TASK TO COMPLETE: Rewrite the stretch from the line containing "Point xyxy=(103,608,125,623)" through the line containing "Text: 12.5%: 12.5% xyxy=(1277,613,1334,632)", swapping "Point" for "Marker" wherever it occurs and leaving everything else in those lines unchanged.

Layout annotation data
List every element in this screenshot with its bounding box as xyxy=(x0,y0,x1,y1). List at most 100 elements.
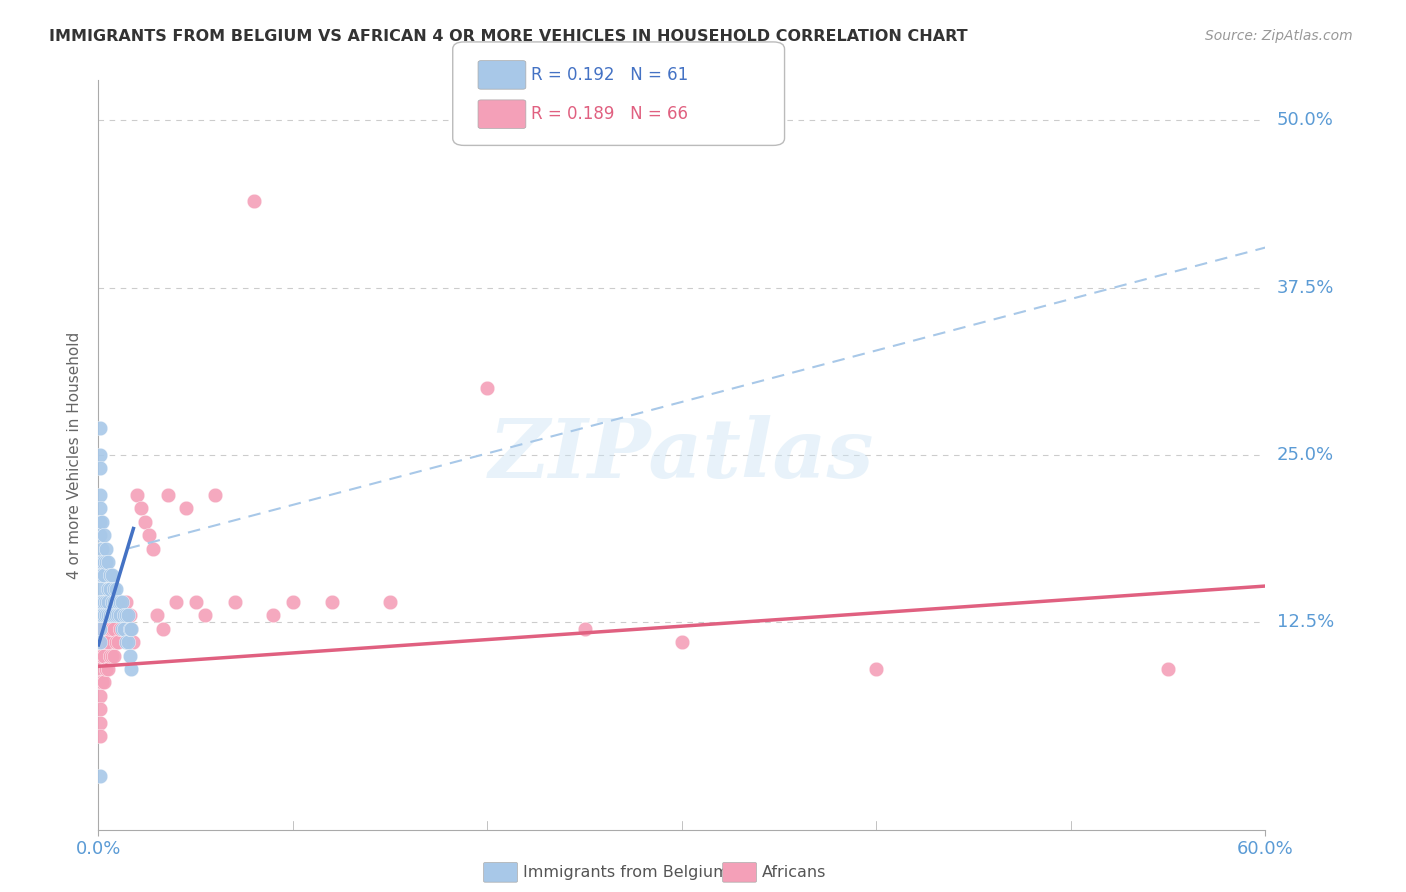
Point xyxy=(103,608,125,623)
Point xyxy=(103,595,125,609)
Point xyxy=(89,715,111,730)
Point xyxy=(98,568,121,582)
Text: ZIPatlas: ZIPatlas xyxy=(489,415,875,495)
Point xyxy=(134,515,156,529)
Point xyxy=(121,622,143,636)
Point xyxy=(89,501,111,516)
Point xyxy=(1157,662,1180,676)
Point xyxy=(89,448,111,462)
Text: Immigrants from Belgium: Immigrants from Belgium xyxy=(523,865,728,880)
Point xyxy=(111,608,134,623)
Point xyxy=(89,488,111,502)
Point xyxy=(98,608,121,623)
Point xyxy=(98,648,121,663)
Point xyxy=(165,595,187,609)
Point xyxy=(91,675,114,690)
Point xyxy=(89,568,111,582)
Point xyxy=(89,528,111,542)
Text: 12.5%: 12.5% xyxy=(1277,613,1334,632)
Point xyxy=(224,595,246,609)
Point xyxy=(93,675,115,690)
Point xyxy=(91,608,114,623)
Point xyxy=(96,595,118,609)
Point xyxy=(93,568,115,582)
Point xyxy=(89,622,111,636)
Point xyxy=(89,582,111,596)
Point xyxy=(89,595,111,609)
Point xyxy=(98,582,121,596)
Point xyxy=(101,608,124,623)
Point xyxy=(184,595,207,609)
Point xyxy=(101,622,124,636)
Point xyxy=(96,662,118,676)
Point xyxy=(118,648,141,663)
Point xyxy=(108,622,131,636)
Point xyxy=(114,608,136,623)
Point xyxy=(281,595,304,609)
Text: 37.5%: 37.5% xyxy=(1277,278,1334,297)
Point xyxy=(93,635,115,649)
Text: 50.0%: 50.0% xyxy=(1277,112,1333,129)
Point xyxy=(111,595,134,609)
Point xyxy=(93,608,115,623)
Text: IMMIGRANTS FROM BELGIUM VS AFRICAN 4 OR MORE VEHICLES IN HOUSEHOLD CORRELATION C: IMMIGRANTS FROM BELGIUM VS AFRICAN 4 OR … xyxy=(49,29,967,44)
Point xyxy=(107,595,129,609)
Point xyxy=(117,635,139,649)
Point xyxy=(89,515,111,529)
Point xyxy=(89,608,111,623)
Point xyxy=(89,662,111,676)
Point xyxy=(127,488,149,502)
Point xyxy=(321,595,343,609)
Point xyxy=(97,662,120,676)
Point xyxy=(108,595,131,609)
Point xyxy=(97,608,120,623)
Point xyxy=(97,595,120,609)
Point xyxy=(91,541,114,556)
Point xyxy=(204,488,226,502)
Point xyxy=(101,568,124,582)
Point xyxy=(103,648,125,663)
Point xyxy=(121,622,143,636)
Point xyxy=(91,635,114,649)
Point xyxy=(194,608,217,623)
Point xyxy=(477,381,499,395)
Point xyxy=(96,608,118,623)
Point xyxy=(89,702,111,716)
Text: R = 0.192   N = 61: R = 0.192 N = 61 xyxy=(531,66,689,84)
Point xyxy=(129,501,152,516)
Point xyxy=(89,769,111,783)
Point xyxy=(89,461,111,475)
Point xyxy=(89,675,111,690)
Point xyxy=(91,515,114,529)
Point xyxy=(96,555,118,569)
Text: 25.0%: 25.0% xyxy=(1277,446,1334,464)
Point xyxy=(104,608,127,623)
Point xyxy=(157,488,180,502)
Point xyxy=(146,608,169,623)
Point xyxy=(97,608,120,623)
Point xyxy=(96,635,118,649)
Point xyxy=(91,568,114,582)
Point xyxy=(243,194,266,208)
Point xyxy=(91,622,114,636)
Point xyxy=(118,622,141,636)
Point xyxy=(101,648,124,663)
Point xyxy=(97,635,120,649)
Point xyxy=(93,528,115,542)
Point xyxy=(114,635,136,649)
Text: R = 0.189   N = 66: R = 0.189 N = 66 xyxy=(531,105,689,123)
Point xyxy=(112,608,135,623)
Point xyxy=(671,635,693,649)
Point xyxy=(103,622,125,636)
Point xyxy=(98,622,121,636)
Point xyxy=(112,622,135,636)
Point xyxy=(89,689,111,703)
Point xyxy=(107,608,129,623)
Point xyxy=(103,582,125,596)
Point xyxy=(111,622,134,636)
Point xyxy=(174,501,197,516)
Text: Source: ZipAtlas.com: Source: ZipAtlas.com xyxy=(1205,29,1353,43)
Point xyxy=(89,622,111,636)
Point xyxy=(104,582,127,596)
Point xyxy=(380,595,402,609)
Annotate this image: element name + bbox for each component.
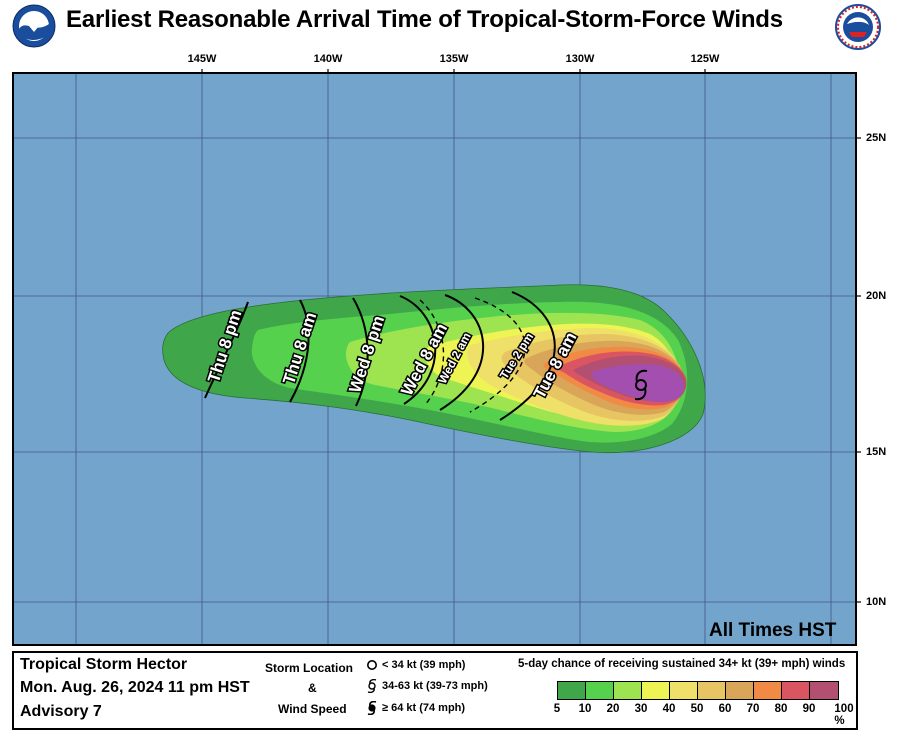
probability-legend-title: 5-day chance of receiving sustained 34+ … [518, 658, 846, 670]
nws-logo-icon [835, 4, 881, 50]
storm-symbol-icon [367, 679, 377, 693]
lat-label-20n: 20N [866, 290, 887, 302]
cb-label-50: 50 [690, 703, 704, 715]
page-title: Earliest Reasonable Arrival Time of Trop… [66, 6, 783, 33]
lat-label-15n: 15N [866, 446, 887, 458]
noaa-logo-icon [12, 4, 56, 48]
cb-label-20: 20 [606, 703, 620, 715]
contour-thu-8am [289, 299, 310, 403]
storm-name: Tropical Storm Hector [20, 656, 188, 673]
cb-label-60: 60 [718, 703, 732, 715]
depression-symbol-icon [367, 660, 377, 670]
cb-label-10: 10 [578, 703, 592, 715]
swatch-5-10 [558, 682, 586, 699]
wind-speed-label: Wind Speed [278, 702, 347, 716]
swatch-90-100 [810, 682, 838, 699]
cb-label-70: 70 [746, 703, 760, 715]
prob-95-100 [592, 364, 684, 402]
advisory-number: Advisory 7 [20, 703, 102, 720]
contour-thu-8pm [204, 301, 249, 399]
swatch-80-90 [782, 682, 810, 699]
legend-panel: Tropical Storm Hector Mon. Aug. 26, 2024… [12, 651, 858, 730]
symbol-depression-text: < 34 kt (39 mph) [382, 659, 466, 671]
swatch-30-40 [642, 682, 670, 699]
swatch-70-80 [754, 682, 782, 699]
lon-label-125w: 125W [690, 53, 720, 65]
swatch-50-60 [698, 682, 726, 699]
probability-colorbar [557, 681, 839, 700]
lon-label-145w: 145W [187, 53, 217, 65]
advisory-time: Mon. Aug. 26, 2024 11 pm HST [20, 679, 250, 696]
lat-label-25n: 25N [866, 132, 887, 144]
cb-label-90: 90 [802, 703, 816, 715]
cb-label-80: 80 [774, 703, 788, 715]
contour-wed-8am [399, 295, 437, 405]
cb-label-30: 30 [634, 703, 648, 715]
contour-wed-2am [439, 294, 484, 411]
cb-label-40: 40 [662, 703, 676, 715]
contour-wed-8pm [352, 297, 369, 407]
time-zone-note: All Times HST [709, 620, 837, 641]
storm-location-label: Storm Location [265, 661, 354, 675]
arrival-contours [204, 291, 556, 421]
contour-wed-2am-dashed [419, 299, 445, 406]
cb-label-5: 5 [553, 703, 561, 715]
symbol-hurricane-text: ≥ 64 kt (74 mph) [382, 702, 466, 714]
swatch-40-50 [670, 682, 698, 699]
symbol-storm-text: 34-63 kt (39-73 mph) [382, 680, 488, 692]
tropical-storm-icon [634, 369, 648, 401]
swatch-20-30 [614, 682, 642, 699]
ampersand-label: & [308, 681, 317, 695]
swatch-10-20 [586, 682, 614, 699]
contour-tue-8am [499, 291, 556, 421]
lon-label-130w: 130W [565, 53, 595, 65]
hurricane-symbol-icon [367, 701, 377, 715]
lon-label-135w: 135W [439, 53, 469, 65]
probability-swath [162, 284, 706, 454]
contour-tue-2pm-dashed [469, 297, 526, 413]
cb-label-100: 100 % [834, 703, 854, 727]
lon-label-140w: 140W [313, 53, 343, 65]
lat-label-10n: 10N [866, 596, 887, 608]
swatch-60-70 [726, 682, 754, 699]
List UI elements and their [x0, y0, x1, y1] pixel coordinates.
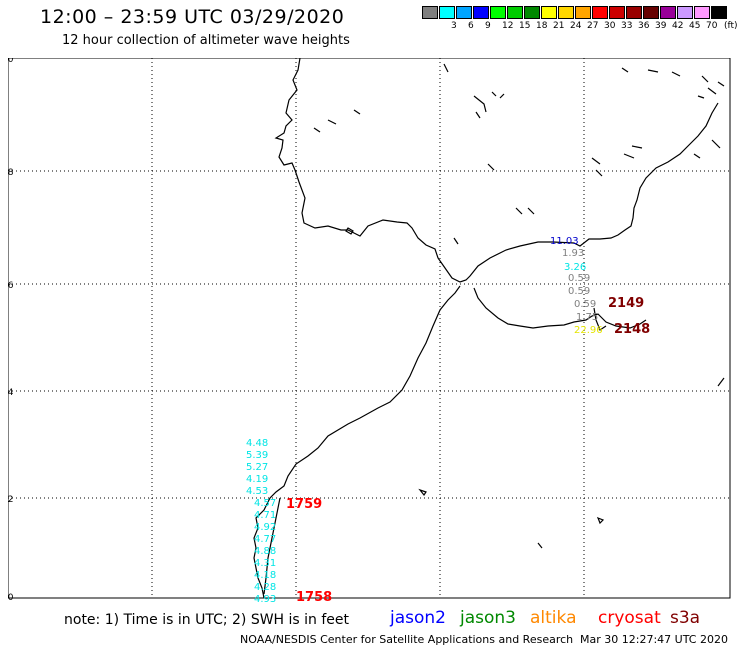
wave-height-value: 4.28 — [254, 582, 276, 593]
wave-height-value: 5.39 — [246, 450, 268, 461]
wave-height-labels: 4.485.395.274.194.534.574.714.924.774.88… — [246, 236, 650, 603]
timestamp-text: Mar 30 12:27:47 UTC 2020 — [580, 633, 728, 646]
color-scale-swatch — [541, 6, 557, 19]
color-scale-swatch — [711, 6, 727, 19]
wave-height-value: 0.59 — [568, 273, 590, 284]
wave-height-value: 1.93 — [562, 248, 584, 259]
wave-height-value: 4.31 — [254, 558, 276, 569]
color-scale-bar — [422, 6, 728, 19]
color-scale-swatch — [609, 6, 625, 19]
west-track-line — [263, 497, 281, 595]
wave-height-value: 4.48 — [246, 438, 268, 449]
wave-height-value: 22.96 — [574, 325, 603, 336]
color-scale-swatch — [694, 6, 710, 19]
legend-entry-altika: altika — [530, 608, 577, 628]
color-scale-swatch — [592, 6, 608, 19]
color-scale-swatch — [490, 6, 506, 19]
color-scale-label: 36 — [638, 21, 650, 31]
legend-entry-jason3: jason3 — [460, 608, 516, 628]
y-tick-label: 34 — [8, 388, 14, 398]
color-scale-swatch — [558, 6, 574, 19]
wave-height-value: 0.59 — [568, 286, 590, 297]
color-scale-unit: (ft) — [724, 21, 738, 31]
wave-height-value: 4.19 — [246, 474, 268, 485]
y-tick-label: 36 — [8, 281, 14, 291]
pass-time-label: 1758 — [296, 590, 332, 603]
color-scale-swatch — [643, 6, 659, 19]
color-scale-swatch — [677, 6, 693, 19]
color-scale-swatch — [660, 6, 676, 19]
axis-tick-labels: −15−12−9−6−30403836343230 — [8, 58, 14, 603]
pass-time-label: 2149 — [608, 296, 644, 311]
map-frame — [8, 58, 731, 599]
y-tick-label: 40 — [8, 58, 14, 65]
color-scale-label: 12 — [502, 21, 514, 31]
color-scale-label: 9 — [485, 21, 491, 31]
legend-entry-cryosat: cryosat — [598, 608, 661, 628]
color-scale-label: 39 — [655, 21, 667, 31]
color-scale-label: 24 — [570, 21, 582, 31]
wave-height-value: 1.75 — [576, 312, 598, 323]
y-tick-label: 30 — [8, 593, 14, 603]
wave-height-value: 4.92 — [254, 522, 276, 533]
map-title: 12:00 – 23:59 UTC 03/29/2020 — [40, 6, 345, 28]
credit-text: NOAA/NESDIS Center for Satellite Applica… — [240, 633, 574, 646]
color-scale-label: 42 — [672, 21, 684, 31]
wave-height-value: 3.26 — [564, 262, 586, 273]
color-scale-label: 18 — [536, 21, 548, 31]
altimeter-tracks — [263, 307, 607, 595]
legend-entry-s3a: s3a — [670, 608, 701, 628]
color-scale-swatch — [507, 6, 523, 19]
wave-height-value: 5.27 — [246, 462, 268, 473]
color-scale-swatch — [575, 6, 591, 19]
y-tick-label: 38 — [8, 168, 14, 178]
wave-height-map: −15−12−9−6−30403836343230 4.485.395.274.… — [8, 58, 731, 603]
wave-height-value: 4.18 — [254, 570, 276, 581]
y-tick-label: 32 — [8, 495, 13, 505]
pass-time-label: 2148 — [614, 322, 650, 337]
wave-height-value: 4.93 — [254, 594, 276, 603]
color-scale-labels: 3 6 9 12 15 18 21 24 27 30 33 36 39 42 45 70 (ft) — [422, 21, 740, 33]
color-scale-label: 6 — [468, 21, 474, 31]
color-scale-label: 3 — [451, 21, 457, 31]
wave-height-value: 11.03 — [550, 236, 579, 247]
footer-note: note: 1) Time is in UTC; 2) SWH is in fe… — [64, 612, 350, 628]
map-subtitle: 12 hour collection of altimeter wave hei… — [62, 33, 350, 48]
wave-height-value: 4.77 — [254, 534, 276, 545]
color-scale-label: 33 — [621, 21, 633, 31]
wave-height-value: 4.71 — [254, 510, 276, 521]
coastline — [253, 58, 725, 599]
color-scale-label: 27 — [587, 21, 599, 31]
color-scale-swatch — [456, 6, 472, 19]
color-scale-label: 30 — [604, 21, 616, 31]
wave-height-value: 4.57 — [254, 498, 276, 509]
east-track-line — [593, 307, 607, 331]
color-scale-swatch — [422, 6, 438, 19]
legend-entry-jason2: jason2 — [390, 608, 446, 628]
pass-time-label: 1759 — [286, 497, 322, 512]
color-scale-swatch — [524, 6, 540, 19]
color-scale-label: 70 — [706, 21, 718, 31]
color-scale-swatch — [439, 6, 455, 19]
color-scale-label: 15 — [519, 21, 531, 31]
color-scale-label: 21 — [553, 21, 565, 31]
color-scale-swatch — [626, 6, 642, 19]
lat-lon-grid — [8, 58, 730, 598]
wave-height-value: 4.53 — [246, 486, 268, 497]
wave-height-value: 0.59 — [574, 299, 596, 310]
wave-height-value: 4.88 — [254, 546, 276, 557]
color-scale-swatch — [473, 6, 489, 19]
color-scale-label: 45 — [689, 21, 701, 31]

FULL ANSWER:
Marker xyxy=(103,608,125,623)
Marker xyxy=(103,595,125,609)
Marker xyxy=(89,715,111,730)
Marker xyxy=(98,568,121,582)
Text: ZIPatlas: ZIPatlas xyxy=(489,415,875,495)
Marker xyxy=(134,515,156,529)
Marker xyxy=(121,622,143,636)
Marker xyxy=(89,501,111,516)
Marker xyxy=(1157,662,1180,676)
Marker xyxy=(89,448,111,462)
Text: Immigrants from Belgium: Immigrants from Belgium xyxy=(523,865,728,880)
Marker xyxy=(111,608,134,623)
Marker xyxy=(89,488,111,502)
Marker xyxy=(98,608,121,623)
Marker xyxy=(98,648,121,663)
Marker xyxy=(165,595,187,609)
Marker xyxy=(91,675,114,690)
Marker xyxy=(89,568,111,582)
Marker xyxy=(89,528,111,542)
Text: 12.5%: 12.5% xyxy=(1277,613,1334,632)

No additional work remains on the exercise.